- [REQUIREMENT]:
Repeat every line exactly, keeping the pictures out of the copy.

** Start of DATA FOR THE TASK **

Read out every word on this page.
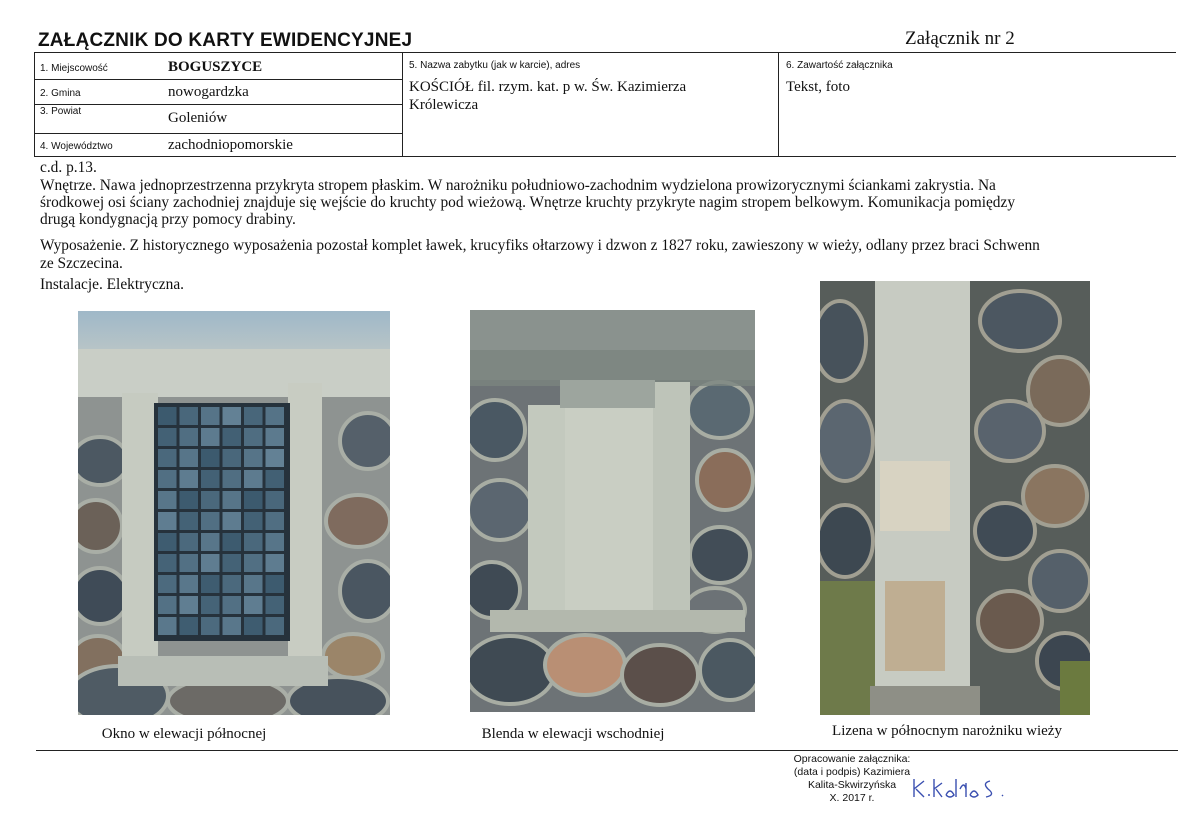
ZAŁĄCZNIK DO KARTY EWIDENCYJNEJ	Załącznik nr 2
1. Miejscowość	BOGUSZYCE
2. Gmina	nowogardzka
3. Powiat	Goleniów
4. Województwo	zachodniopomorskie
5. Nazwa zabytku (jak w karcie), adres
KOŚCIÓŁ fil. rzym. kat. p w. Św. Kazimierza
Królewicza
6. Zawartość załącznika
Tekst, foto
c.d. p.13.
Wnętrze. Nawa jednoprzestrzenna przykryta stropem płaskim. W narożniku południowo-zachodnim wydzielona prowizorycznymi ściankami zakrystia. Na
środkowej osi ściany zachodniej znajduje się wejście do kruchty pod wieżową. Wnętrze kruchty przykryte nagim stropem belkowym. Komunikacja pomiędzy
drugą kondygnacją przy pomocy drabiny.
Wyposażenie. Z historycznego wyposażenia pozostał komplet ławek, krucyfiks ołtarzowy i dzwon z 1827 roku, zawieszony w wieży, odlany przez braci Schwenn
ze Szczecina.
Instalacje. Elektryczna.
Okno w elewacji północnej	Blenda w elewacji wschodniej	Lizena w północnym narożniku wieży
Opracowanie załącznika:
(data i podpis) Kazimiera
Kalita-Skwirzyńska
X. 2017 r.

** End of DATA FOR THE TASK **

- [ANSWER TO THIS PROBLEM]:
Read out every word on this page.
ZAŁĄCZNIK DO KARTY EWIDENCYJNEJ	Załącznik nr 2
1. Miejscowość	BOGUSZYCE
2. Gmina	nowogardzka
3. Powiat	Goleniów
4. Województwo	zachodniopomorskie
5. Nazwa zabytku (jak w karcie), adres
KOŚCIÓŁ fil. rzym. kat. p w. Św. Kazimierza
Królewicza
6. Zawartość załącznika
Tekst, foto
c.d. p.13.
Wnętrze. Nawa jednoprzestrzenna przykryta stropem płaskim. W narożniku południowo-zachodnim wydzielona prowizorycznymi ściankami zakrystia. Na
środkowej osi ściany zachodniej znajduje się wejście do kruchty pod wieżową. Wnętrze kruchty przykryte nagim stropem belkowym. Komunikacja pomiędzy
drugą kondygnacją przy pomocy drabiny.
Wyposażenie. Z historycznego wyposażenia pozostał komplet ławek, krucyfiks ołtarzowy i dzwon z 1827 roku, zawieszony w wieży, odlany przez braci Schwenn
ze Szczecina.
Instalacje. Elektryczna.
Okno w elewacji północnej	Blenda w elewacji wschodniej	Lizena w północnym narożniku wieży
Opracowanie załącznika:
(data i podpis) Kazimiera
Kalita-Skwirzyńska
X. 2017 r.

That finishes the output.